Data provided:
::::::::::
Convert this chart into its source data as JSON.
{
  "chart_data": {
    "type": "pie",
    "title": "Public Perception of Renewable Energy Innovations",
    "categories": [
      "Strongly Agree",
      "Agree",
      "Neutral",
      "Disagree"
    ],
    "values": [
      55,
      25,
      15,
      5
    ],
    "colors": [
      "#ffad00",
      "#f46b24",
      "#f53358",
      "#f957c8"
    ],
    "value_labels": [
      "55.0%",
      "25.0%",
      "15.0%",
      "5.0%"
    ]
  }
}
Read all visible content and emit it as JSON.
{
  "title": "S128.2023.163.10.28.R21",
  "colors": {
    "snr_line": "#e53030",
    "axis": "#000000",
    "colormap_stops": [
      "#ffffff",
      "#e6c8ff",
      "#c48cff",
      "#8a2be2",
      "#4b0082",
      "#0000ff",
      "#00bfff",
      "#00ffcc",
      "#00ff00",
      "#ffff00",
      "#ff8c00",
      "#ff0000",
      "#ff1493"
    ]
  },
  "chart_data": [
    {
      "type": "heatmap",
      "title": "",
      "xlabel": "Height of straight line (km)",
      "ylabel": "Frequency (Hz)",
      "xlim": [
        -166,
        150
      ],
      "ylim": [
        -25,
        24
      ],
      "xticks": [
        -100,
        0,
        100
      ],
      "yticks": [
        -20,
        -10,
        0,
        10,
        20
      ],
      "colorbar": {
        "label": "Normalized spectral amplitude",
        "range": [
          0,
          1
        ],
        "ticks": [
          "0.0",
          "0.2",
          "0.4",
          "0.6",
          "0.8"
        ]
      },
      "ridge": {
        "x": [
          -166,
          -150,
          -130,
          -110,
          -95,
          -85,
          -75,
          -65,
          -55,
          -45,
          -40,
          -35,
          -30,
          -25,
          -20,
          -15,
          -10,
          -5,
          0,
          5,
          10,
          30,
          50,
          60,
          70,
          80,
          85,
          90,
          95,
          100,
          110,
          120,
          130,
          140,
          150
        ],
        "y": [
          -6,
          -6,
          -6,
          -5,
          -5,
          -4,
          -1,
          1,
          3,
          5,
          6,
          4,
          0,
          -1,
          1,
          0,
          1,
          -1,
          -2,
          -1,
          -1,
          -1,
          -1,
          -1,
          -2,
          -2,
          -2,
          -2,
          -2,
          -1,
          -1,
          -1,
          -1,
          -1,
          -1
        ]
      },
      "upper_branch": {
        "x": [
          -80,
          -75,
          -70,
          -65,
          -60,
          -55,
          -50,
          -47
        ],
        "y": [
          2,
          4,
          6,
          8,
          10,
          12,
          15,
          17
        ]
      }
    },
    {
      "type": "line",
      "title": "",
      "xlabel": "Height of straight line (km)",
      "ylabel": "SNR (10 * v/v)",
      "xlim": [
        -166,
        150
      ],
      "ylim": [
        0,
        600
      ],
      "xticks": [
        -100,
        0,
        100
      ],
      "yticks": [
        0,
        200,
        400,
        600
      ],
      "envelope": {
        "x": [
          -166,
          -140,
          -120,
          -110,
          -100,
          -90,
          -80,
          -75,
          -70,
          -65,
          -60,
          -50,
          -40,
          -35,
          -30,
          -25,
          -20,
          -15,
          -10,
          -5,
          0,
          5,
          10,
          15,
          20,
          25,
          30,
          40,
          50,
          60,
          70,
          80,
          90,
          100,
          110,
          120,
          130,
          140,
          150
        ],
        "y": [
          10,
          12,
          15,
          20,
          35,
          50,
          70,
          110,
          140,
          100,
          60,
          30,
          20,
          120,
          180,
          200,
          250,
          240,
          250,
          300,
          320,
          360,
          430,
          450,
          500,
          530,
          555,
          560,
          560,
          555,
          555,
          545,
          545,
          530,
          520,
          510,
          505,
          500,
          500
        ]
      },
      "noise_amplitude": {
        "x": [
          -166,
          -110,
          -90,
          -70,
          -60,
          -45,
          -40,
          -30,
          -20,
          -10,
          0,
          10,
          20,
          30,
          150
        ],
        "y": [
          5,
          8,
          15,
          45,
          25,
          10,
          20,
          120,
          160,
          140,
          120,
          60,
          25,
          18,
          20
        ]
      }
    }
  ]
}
::::::::::
To be done:
Show the data once more, exactly as it was written.

Output for this task:
Convert this chart into its source data as JSON.
{
  "chart_data": {
    "type": "pie",
    "title": "Public Perception of Renewable Energy Innovations",
    "categories": [
      "Strongly Agree",
      "Agree",
      "Neutral",
      "Disagree"
    ],
    "values": [
      55,
      25,
      15,
      5
    ],
    "colors": [
      "#ffad00",
      "#f46b24",
      "#f53358",
      "#f957c8"
    ],
    "value_labels": [
      "55.0%",
      "25.0%",
      "15.0%",
      "5.0%"
    ]
  }
}
Read all visible content and emit it as JSON.
{
  "title": "S128.2023.163.10.28.R21",
  "colors": {
    "snr_line": "#e53030",
    "axis": "#000000",
    "colormap_stops": [
      "#ffffff",
      "#e6c8ff",
      "#c48cff",
      "#8a2be2",
      "#4b0082",
      "#0000ff",
      "#00bfff",
      "#00ffcc",
      "#00ff00",
      "#ffff00",
      "#ff8c00",
      "#ff0000",
      "#ff1493"
    ]
  },
  "chart_data": [
    {
      "type": "heatmap",
      "title": "",
      "xlabel": "Height of straight line (km)",
      "ylabel": "Frequency (Hz)",
      "xlim": [
        -166,
        150
      ],
      "ylim": [
        -25,
        24
      ],
      "xticks": [
        -100,
        0,
        100
      ],
      "yticks": [
        -20,
        -10,
        0,
        10,
        20
      ],
      "colorbar": {
        "label": "Normalized spectral amplitude",
        "range": [
          0,
          1
        ],
        "ticks": [
          "0.0",
          "0.2",
          "0.4",
          "0.6",
          "0.8"
        ]
      },
      "ridge": {
        "x": [
          -166,
          -150,
          -130,
          -110,
          -95,
          -85,
          -75,
          -65,
          -55,
          -45,
          -40,
          -35,
          -30,
          -25,
          -20,
          -15,
          -10,
          -5,
          0,
          5,
          10,
          30,
          50,
          60,
          70,
          80,
          85,
          90,
          95,
          100,
          110,
          120,
          130,
          140,
          150
        ],
        "y": [
          -6,
          -6,
          -6,
          -5,
          -5,
          -4,
          -1,
          1,
          3,
          5,
          6,
          4,
          0,
          -1,
          1,
          0,
          1,
          -1,
          -2,
          -1,
          -1,
          -1,
          -1,
          -1,
          -2,
          -2,
          -2,
          -2,
          -2,
          -1,
          -1,
          -1,
          -1,
          -1,
          -1
        ]
      },
      "upper_branch": {
        "x": [
          -80,
          -75,
          -70,
          -65,
          -60,
          -55,
          -50,
          -47
        ],
        "y": [
          2,
          4,
          6,
          8,
          10,
          12,
          15,
          17
        ]
      }
    },
    {
      "type": "line",
      "title": "",
      "xlabel": "Height of straight line (km)",
      "ylabel": "SNR (10 * v/v)",
      "xlim": [
        -166,
        150
      ],
      "ylim": [
        0,
        600
      ],
      "xticks": [
        -100,
        0,
        100
      ],
      "yticks": [
        0,
        200,
        400,
        600
      ],
      "envelope": {
        "x": [
          -166,
          -140,
          -120,
          -110,
          -100,
          -90,
          -80,
          -75,
          -70,
          -65,
          -60,
          -50,
          -40,
          -35,
          -30,
          -25,
          -20,
          -15,
          -10,
          -5,
          0,
          5,
          10,
          15,
          20,
          25,
          30,
          40,
          50,
          60,
          70,
          80,
          90,
          100,
          110,
          120,
          130,
          140,
          150
        ],
        "y": [
          10,
          12,
          15,
          20,
          35,
          50,
          70,
          110,
          140,
          100,
          60,
          30,
          20,
          120,
          180,
          200,
          250,
          240,
          250,
          300,
          320,
          360,
          430,
          450,
          500,
          530,
          555,
          560,
          560,
          555,
          555,
          545,
          545,
          530,
          520,
          510,
          505,
          500,
          500
        ]
      },
      "noise_amplitude": {
        "x": [
          -166,
          -110,
          -90,
          -70,
          -60,
          -45,
          -40,
          -30,
          -20,
          -10,
          0,
          10,
          20,
          30,
          150
        ],
        "y": [
          5,
          8,
          15,
          45,
          25,
          10,
          20,
          120,
          160,
          140,
          120,
          60,
          25,
          18,
          20
        ]
      }
    }
  ]
}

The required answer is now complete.